* TASK DESCRIPTION *
Find the line containing "What's the underlying". Retype it and every line after it through the end of the entries, exactly as written, with nothing added.

Stored dataset items:
• • • • •

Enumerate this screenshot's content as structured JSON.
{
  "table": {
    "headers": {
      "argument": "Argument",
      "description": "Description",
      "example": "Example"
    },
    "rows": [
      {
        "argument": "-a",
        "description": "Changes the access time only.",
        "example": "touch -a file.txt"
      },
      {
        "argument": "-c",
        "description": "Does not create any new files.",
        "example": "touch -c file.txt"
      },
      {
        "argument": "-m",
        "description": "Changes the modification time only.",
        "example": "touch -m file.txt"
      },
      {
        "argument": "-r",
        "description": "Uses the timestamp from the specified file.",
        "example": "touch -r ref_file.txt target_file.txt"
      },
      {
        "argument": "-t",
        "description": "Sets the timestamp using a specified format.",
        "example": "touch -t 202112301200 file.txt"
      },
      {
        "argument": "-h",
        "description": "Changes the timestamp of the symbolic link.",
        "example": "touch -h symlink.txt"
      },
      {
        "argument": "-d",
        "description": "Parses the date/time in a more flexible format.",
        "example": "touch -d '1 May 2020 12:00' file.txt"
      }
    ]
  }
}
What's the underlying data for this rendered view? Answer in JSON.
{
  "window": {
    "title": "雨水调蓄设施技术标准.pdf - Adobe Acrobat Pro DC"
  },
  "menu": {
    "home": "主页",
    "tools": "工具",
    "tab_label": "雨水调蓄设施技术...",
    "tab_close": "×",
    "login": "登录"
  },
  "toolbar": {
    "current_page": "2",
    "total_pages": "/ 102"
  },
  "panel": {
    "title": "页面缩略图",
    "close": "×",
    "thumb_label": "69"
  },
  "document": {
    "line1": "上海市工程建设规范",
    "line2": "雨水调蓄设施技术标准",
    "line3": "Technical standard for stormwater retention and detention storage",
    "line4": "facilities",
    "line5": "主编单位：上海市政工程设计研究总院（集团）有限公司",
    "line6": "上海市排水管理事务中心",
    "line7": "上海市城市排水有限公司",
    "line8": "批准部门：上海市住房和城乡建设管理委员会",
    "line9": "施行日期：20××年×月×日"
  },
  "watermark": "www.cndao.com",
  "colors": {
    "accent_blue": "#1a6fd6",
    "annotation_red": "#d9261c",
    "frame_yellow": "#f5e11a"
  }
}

• • • • •

* ANSWER FOR THIS EXERCISE *
What's the underlying data for this rendered view? Answer in JSON.
{
  "window": {
    "title": "雨水调蓄设施技术标准.pdf - Adobe Acrobat Pro DC"
  },
  "menu": {
    "home": "主页",
    "tools": "工具",
    "tab_label": "雨水调蓄设施技术...",
    "tab_close": "×",
    "login": "登录"
  },
  "toolbar": {
    "current_page": "2",
    "total_pages": "/ 102"
  },
  "panel": {
    "title": "页面缩略图",
    "close": "×",
    "thumb_label": "69"
  },
  "document": {
    "line1": "上海市工程建设规范",
    "line2": "雨水调蓄设施技术标准",
    "line3": "Technical standard for stormwater retention and detention storage",
    "line4": "facilities",
    "line5": "主编单位：上海市政工程设计研究总院（集团）有限公司",
    "line6": "上海市排水管理事务中心",
    "line7": "上海市城市排水有限公司",
    "line8": "批准部门：上海市住房和城乡建设管理委员会",
    "line9": "施行日期：20××年×月×日"
  },
  "watermark": "www.cndao.com",
  "colors": {
    "accent_blue": "#1a6fd6",
    "annotation_red": "#d9261c",
    "frame_yellow": "#f5e11a"
  }
}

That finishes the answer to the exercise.